▶ To do
Please set down all the lines beneath this one exactly, without the pictures.

▶ Extracted records
┏━━

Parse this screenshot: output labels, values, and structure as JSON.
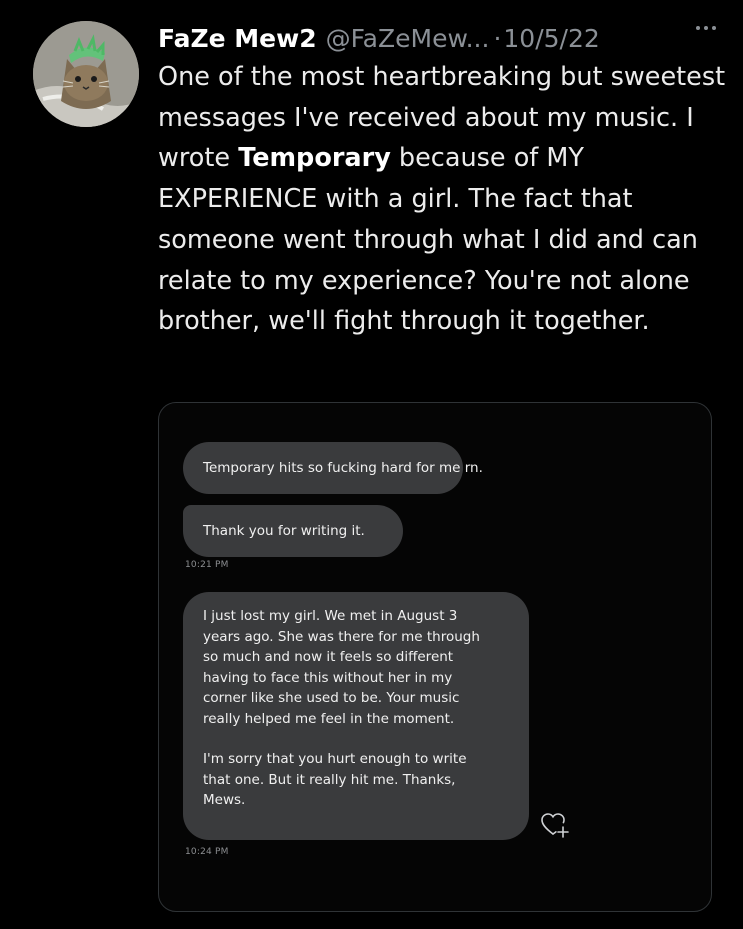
{
  "tweet": {
    "author_name": "FaZe Mew2",
    "handle": "@FaZeMew...",
    "separator": "·",
    "date": "10/5/22",
    "text_before_bold": "One of the most heartbreaking but sweetest messages I've received about my music. I wrote ",
    "text_bold": "Temporary",
    "text_after_bold": " because of MY EXPERIENCE with a girl. The fact that someone went through what I did and can relate to my experience? You're not alone brother, we'll fight through it together."
  },
  "dm": {
    "messages": [
      {
        "text": "Temporary hits so fucking hard for me rn."
      },
      {
        "text": "Thank you for writing it."
      },
      {
        "paragraph1": [
          "I just lost my girl. We met in August 3",
          "years ago. She was there for me through",
          "so much and now it feels so different",
          "having to face this without her in my",
          "corner like she used to be. Your music",
          "really helped me feel in the moment."
        ],
        "paragraph2": [
          "I'm sorry that you hurt enough to write",
          "that one. But it really hit me. Thanks,",
          "Mews."
        ]
      }
    ],
    "timestamps": [
      "10:21 PM",
      "10:24 PM"
    ]
  },
  "icons": {
    "avatar": "cat-avatar",
    "more": "more-icon",
    "reaction": "heart-plus-icon"
  },
  "colors": {
    "background": "#000000",
    "text": "#e7e9ea",
    "secondary": "#8b9096",
    "bubble": "#3a3b3d"
  }
}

┗━━

▶ Full answer
Parse this screenshot: output labels, values, and structure as JSON.
{
  "tweet": {
    "author_name": "FaZe Mew2",
    "handle": "@FaZeMew...",
    "separator": "·",
    "date": "10/5/22",
    "text_before_bold": "One of the most heartbreaking but sweetest messages I've received about my music. I wrote ",
    "text_bold": "Temporary",
    "text_after_bold": " because of MY EXPERIENCE with a girl. The fact that someone went through what I did and can relate to my experience? You're not alone brother, we'll fight through it together."
  },
  "dm": {
    "messages": [
      {
        "text": "Temporary hits so fucking hard for me rn."
      },
      {
        "text": "Thank you for writing it."
      },
      {
        "paragraph1": [
          "I just lost my girl. We met in August 3",
          "years ago. She was there for me through",
          "so much and now it feels so different",
          "having to face this without her in my",
          "corner like she used to be. Your music",
          "really helped me feel in the moment."
        ],
        "paragraph2": [
          "I'm sorry that you hurt enough to write",
          "that one. But it really hit me. Thanks,",
          "Mews."
        ]
      }
    ],
    "timestamps": [
      "10:21 PM",
      "10:24 PM"
    ]
  },
  "icons": {
    "avatar": "cat-avatar",
    "more": "more-icon",
    "reaction": "heart-plus-icon"
  },
  "colors": {
    "background": "#000000",
    "text": "#e7e9ea",
    "secondary": "#8b9096",
    "bubble": "#3a3b3d"
  }
}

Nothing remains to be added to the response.